PROBLEM | Below are the records. Count the lines containing the string "streets", and reply with the number alone.

DATA TO PROCESS |
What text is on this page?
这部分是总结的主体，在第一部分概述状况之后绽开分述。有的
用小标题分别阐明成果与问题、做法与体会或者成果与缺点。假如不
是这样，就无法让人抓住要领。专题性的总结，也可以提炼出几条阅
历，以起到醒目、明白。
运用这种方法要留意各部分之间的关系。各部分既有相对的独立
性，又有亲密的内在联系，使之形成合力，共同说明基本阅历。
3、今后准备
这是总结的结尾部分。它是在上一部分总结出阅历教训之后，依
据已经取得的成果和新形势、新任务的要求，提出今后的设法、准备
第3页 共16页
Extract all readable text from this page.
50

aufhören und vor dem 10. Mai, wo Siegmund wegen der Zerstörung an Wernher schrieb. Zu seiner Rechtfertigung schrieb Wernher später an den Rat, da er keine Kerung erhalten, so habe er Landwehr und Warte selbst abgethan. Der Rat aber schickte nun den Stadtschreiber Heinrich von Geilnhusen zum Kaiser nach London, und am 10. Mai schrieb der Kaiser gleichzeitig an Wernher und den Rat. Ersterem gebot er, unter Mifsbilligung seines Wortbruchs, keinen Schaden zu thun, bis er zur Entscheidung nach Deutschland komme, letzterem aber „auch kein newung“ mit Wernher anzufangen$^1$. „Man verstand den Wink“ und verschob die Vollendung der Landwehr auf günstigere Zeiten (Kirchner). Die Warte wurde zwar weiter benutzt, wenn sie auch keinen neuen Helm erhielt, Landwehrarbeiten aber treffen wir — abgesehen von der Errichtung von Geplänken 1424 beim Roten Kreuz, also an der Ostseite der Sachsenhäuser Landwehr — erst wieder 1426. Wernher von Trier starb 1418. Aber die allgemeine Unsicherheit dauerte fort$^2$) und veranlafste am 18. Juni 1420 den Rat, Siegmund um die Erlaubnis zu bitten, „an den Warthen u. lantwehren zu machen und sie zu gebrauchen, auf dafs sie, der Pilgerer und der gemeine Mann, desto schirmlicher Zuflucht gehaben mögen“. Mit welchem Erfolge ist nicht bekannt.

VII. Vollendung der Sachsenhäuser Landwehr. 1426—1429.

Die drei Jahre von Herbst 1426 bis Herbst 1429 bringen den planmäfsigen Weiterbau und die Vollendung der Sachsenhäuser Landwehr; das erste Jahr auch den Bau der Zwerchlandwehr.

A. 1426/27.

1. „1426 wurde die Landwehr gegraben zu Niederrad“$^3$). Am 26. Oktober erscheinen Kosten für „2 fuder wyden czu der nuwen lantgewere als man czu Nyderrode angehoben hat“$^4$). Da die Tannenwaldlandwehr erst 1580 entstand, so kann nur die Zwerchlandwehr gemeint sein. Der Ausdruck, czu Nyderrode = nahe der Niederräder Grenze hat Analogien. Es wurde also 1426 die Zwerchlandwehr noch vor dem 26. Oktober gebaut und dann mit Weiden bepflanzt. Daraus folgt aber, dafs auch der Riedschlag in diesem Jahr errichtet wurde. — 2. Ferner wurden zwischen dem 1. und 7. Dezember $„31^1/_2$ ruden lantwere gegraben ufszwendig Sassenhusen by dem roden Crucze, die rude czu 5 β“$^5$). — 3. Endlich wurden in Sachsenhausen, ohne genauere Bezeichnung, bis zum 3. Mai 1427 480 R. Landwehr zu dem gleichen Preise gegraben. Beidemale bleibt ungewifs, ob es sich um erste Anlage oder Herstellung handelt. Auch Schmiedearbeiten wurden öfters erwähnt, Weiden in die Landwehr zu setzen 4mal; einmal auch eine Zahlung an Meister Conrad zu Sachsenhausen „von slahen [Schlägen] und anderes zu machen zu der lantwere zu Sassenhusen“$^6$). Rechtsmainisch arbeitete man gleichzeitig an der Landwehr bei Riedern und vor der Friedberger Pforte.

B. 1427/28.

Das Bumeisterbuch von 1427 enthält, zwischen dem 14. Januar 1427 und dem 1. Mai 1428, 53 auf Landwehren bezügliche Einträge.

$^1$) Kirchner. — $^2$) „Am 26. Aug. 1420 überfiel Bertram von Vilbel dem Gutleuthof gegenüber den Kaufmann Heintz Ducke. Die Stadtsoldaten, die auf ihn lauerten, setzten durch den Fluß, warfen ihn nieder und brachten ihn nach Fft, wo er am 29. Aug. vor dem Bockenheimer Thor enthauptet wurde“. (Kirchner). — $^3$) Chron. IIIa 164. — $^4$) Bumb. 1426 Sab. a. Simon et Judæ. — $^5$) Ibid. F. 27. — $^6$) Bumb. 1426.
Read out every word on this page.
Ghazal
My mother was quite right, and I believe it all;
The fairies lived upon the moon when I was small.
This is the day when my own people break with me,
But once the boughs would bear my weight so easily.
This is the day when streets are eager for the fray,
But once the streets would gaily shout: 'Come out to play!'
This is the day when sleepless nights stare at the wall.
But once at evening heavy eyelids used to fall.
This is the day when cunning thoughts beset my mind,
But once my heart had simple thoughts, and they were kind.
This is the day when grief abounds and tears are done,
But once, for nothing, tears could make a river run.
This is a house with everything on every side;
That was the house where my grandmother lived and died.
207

TASK RESULT | 2